SELECTED TEXT
▽

3. Its great offensiveness to God and man. How hateful to God is evident from the penalties inflicted (see v. 16 and cf. Isaiah 65:7; Ezekiel 20:27-32; Ezekiel 35:11, 12; Matthew 12:31, 32), how hurtful to man is manifest from Psalm 44:15, 16; Psalm 74:10, 18, 22. They who revere "this glorious and fearful name, The Lord thy God" (Deuteronomy 28:58) are distressed at its profanation. Louis IX. of France branded swearers' lips with a hot iron for this offence, and when some complained that the punishment was too severe, he replied, "I could wish that by searing my own lips I could banish all profanity from my realm."

III. FACTS EXPLANATORY OF SUCH BLASPHEMOUS SPEECH. The sin of profanity points to —

1. An ungoverned tongue.

2. Passionate contention and strife.

3. An unsanctified heart.

(W. H. Jellie.)

I. THE EVIL RESULTING FROM CONNECTION WITH THE UNGODLY, "whose father was an Egyptian" — said by the Rabbins to be the man whom Moses killed.

II. The danger ARISING FROM INDULGENCE IN PASSIONATE ANGER: "strove"; the blasphemy was uttered in a quarrelsome passion.

III. THE BLASPHEMY which, in this case, RESULTED FROM SUCH INDULGENCE. "Cursed" the holy name of Jehovah; which, the Israelites claimed, belonged to none but Israelites.

IV. THE PUNISHMENT WHICH ALL LIKE SIN MERITS.

(W. Wayland, B. A.)

I. His PERSON. He is said to be the son of an Egyptian by an Israelitish woman. His father was one of that mixed multitude which came out of Egypt with Israel (Exodus 12:38), whom this woman married as many other women then married Egyptian men, to decline their rage and fury. For at that time the law prohibiting marriages with the heathen was not given them, and some charitably say he was a seeming proselyte; it is more probable that as his mother taught him to speak his father taught this his son to blaspheme.

II. THE OCCASION. He was of a quarrelsome, boisterous, and passionate temper, which demonstrates the danger of mixed marriages. For children, like the conclusion of a syllogism, follow the worst part.

III. His HEINOUS ACTION. He both blasphemed and cursed. In the heat and height of contention, what will not graceless persons both say and do? If this man was drunk, it was with frenzy, which made him belch forth blasphemies and horrid execrations out of his black mouth, and blacker gipsy heart.

1. He blasphemed ("Nakab," Hebrew signifies "perforate," to bore through). Thus blasphemers do pierce and strike through the sacred and tremendous name of God. Such diabolical wretches would both "bore" His name and" gore " His person if they could.

△

GIVEN PROBLEM A
Extract the passage of the blasphemy commentary starting with "2. Passionate contention" and going on through "LIKE SIN MERITS.", word for word.

[Spatial layout entries]

▽

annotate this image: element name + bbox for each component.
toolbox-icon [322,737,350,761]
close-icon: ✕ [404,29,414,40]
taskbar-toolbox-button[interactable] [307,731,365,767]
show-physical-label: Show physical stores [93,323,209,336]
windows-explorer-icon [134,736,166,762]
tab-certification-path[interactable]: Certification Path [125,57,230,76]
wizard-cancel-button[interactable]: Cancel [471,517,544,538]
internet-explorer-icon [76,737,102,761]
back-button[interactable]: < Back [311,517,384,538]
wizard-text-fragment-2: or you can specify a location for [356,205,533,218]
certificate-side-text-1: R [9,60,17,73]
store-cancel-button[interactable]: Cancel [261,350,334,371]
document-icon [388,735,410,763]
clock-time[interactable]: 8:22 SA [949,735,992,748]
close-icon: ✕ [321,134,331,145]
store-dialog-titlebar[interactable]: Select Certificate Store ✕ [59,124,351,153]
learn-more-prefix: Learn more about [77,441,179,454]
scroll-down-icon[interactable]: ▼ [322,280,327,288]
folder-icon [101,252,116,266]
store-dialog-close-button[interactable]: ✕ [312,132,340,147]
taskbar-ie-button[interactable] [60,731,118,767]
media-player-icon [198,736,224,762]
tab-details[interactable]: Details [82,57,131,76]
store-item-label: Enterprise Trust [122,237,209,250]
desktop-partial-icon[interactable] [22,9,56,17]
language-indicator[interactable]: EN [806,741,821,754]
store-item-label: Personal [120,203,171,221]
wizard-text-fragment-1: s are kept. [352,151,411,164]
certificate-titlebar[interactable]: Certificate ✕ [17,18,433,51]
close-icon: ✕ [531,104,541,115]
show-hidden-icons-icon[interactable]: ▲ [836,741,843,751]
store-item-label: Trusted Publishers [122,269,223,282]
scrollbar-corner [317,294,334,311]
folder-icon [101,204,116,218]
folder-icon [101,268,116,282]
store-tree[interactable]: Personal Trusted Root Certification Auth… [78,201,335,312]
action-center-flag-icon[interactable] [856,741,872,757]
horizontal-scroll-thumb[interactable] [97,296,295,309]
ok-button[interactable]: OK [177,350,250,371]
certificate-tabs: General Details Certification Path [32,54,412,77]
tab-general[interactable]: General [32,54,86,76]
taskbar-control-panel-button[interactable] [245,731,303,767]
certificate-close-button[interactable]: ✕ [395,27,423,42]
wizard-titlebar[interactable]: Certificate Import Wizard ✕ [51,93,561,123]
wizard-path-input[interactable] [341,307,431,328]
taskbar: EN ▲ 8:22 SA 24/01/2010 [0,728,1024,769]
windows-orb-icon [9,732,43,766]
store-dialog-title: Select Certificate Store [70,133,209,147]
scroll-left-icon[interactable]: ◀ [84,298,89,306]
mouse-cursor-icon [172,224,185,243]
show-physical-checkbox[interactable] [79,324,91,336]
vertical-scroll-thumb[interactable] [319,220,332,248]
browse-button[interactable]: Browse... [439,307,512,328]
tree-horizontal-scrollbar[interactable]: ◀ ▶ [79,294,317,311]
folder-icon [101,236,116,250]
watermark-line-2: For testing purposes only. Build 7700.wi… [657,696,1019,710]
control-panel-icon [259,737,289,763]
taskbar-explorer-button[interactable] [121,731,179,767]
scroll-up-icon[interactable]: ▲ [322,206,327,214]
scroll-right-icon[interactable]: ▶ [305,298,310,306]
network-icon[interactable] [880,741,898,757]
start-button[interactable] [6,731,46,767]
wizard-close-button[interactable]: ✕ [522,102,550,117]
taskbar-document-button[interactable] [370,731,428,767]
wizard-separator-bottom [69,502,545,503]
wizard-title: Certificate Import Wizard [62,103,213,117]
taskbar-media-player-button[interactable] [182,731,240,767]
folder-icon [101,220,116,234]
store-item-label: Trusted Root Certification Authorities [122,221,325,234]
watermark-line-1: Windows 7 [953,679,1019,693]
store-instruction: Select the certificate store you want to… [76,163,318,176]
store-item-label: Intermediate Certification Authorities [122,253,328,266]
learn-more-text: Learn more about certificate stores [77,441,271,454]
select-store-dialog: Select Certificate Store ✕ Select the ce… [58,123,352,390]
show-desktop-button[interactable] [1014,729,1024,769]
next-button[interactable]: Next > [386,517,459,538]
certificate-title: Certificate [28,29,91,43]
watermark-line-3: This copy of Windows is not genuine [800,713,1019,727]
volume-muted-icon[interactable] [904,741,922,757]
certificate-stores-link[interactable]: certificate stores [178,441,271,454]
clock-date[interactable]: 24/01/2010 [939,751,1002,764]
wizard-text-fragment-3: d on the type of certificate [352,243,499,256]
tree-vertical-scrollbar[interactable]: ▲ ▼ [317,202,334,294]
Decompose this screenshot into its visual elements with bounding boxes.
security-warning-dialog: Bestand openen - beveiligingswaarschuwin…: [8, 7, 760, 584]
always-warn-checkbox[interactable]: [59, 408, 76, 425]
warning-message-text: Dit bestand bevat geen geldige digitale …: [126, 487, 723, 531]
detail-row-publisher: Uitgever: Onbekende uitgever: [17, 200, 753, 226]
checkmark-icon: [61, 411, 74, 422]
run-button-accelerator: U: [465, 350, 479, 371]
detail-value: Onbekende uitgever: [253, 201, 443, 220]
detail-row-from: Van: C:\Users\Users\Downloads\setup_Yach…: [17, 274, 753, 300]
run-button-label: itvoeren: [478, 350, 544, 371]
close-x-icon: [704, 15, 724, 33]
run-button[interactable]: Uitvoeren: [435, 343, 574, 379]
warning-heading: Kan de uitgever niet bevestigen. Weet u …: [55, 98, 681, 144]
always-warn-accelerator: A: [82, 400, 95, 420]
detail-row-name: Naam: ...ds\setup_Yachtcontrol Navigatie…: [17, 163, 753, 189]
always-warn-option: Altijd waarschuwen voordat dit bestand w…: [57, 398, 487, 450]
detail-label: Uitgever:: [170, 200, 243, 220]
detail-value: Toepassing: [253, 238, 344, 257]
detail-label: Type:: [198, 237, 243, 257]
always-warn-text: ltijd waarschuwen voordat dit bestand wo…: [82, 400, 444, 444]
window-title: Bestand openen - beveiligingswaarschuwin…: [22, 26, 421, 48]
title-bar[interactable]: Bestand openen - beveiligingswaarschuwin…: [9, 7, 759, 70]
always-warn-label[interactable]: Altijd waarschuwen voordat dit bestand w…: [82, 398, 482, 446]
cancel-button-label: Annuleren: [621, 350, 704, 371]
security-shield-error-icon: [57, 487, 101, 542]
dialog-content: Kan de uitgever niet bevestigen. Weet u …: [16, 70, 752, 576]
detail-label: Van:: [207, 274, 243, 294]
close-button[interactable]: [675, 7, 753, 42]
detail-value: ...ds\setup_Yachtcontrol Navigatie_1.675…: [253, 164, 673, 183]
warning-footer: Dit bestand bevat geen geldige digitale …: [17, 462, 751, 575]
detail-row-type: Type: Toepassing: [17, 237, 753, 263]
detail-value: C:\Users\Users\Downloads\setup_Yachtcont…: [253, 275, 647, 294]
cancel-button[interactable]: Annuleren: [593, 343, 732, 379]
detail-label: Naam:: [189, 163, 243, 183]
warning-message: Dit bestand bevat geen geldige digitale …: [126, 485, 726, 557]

△

GIVEN PROBLEM B
Can you convert the spatial layout rows, starting with the first one and going on through the line with "internet-explorer-icon [76,737,102,761]", into a Markdown table with the columns Row No. and Entry, leaving out blank lines?

WRITTEN REPLY A
2. Passionate contention and strife.

3. An unsanctified heart.

(W. H. Jellie.)

I. THE EVIL RESULTING FROM CONNECTION WITH THE UNGODLY, "whose father was an Egyptian" — said by the Rabbins to be the man whom Moses killed.

II. The danger ARISING FROM INDULGENCE IN PASSIONATE ANGER: "strove"; the blasphemy was uttered in a quarrelsome passion.

III. THE BLASPHEMY which, in this case, RESULTED FROM SUCH INDULGENCE. "Cursed" the holy name of Jehovah; which, the Israelites claimed, belonged to none but Israelites.

IV. THE PUNISHMENT WHICH ALL LIKE SIN MERITS.

WRITTEN REPLY B
| Row No. | Entry |
|---|---|
| 1 | annotate this image: element name + bbox for each component. |
| 2 | toolbox-icon [322,737,350,761] |
| 3 | close-icon: ✕ [404,29,414,40] |
| 4 | taskbar-toolbox-button[interactable] [307,731,365,767] |
| 5 | show-physical-label: Show physical stores [93,323,209,336] |
| 6 | windows-explorer-icon [134,736,166,762] |
| 7 | tab-certification-path[interactable]: Certification Path [125,57,230,76] |
| 8 | wizard-cancel-button[interactable]: Cancel [471,517,544,538] |
| 9 | internet-explorer-icon [76,737,102,761] |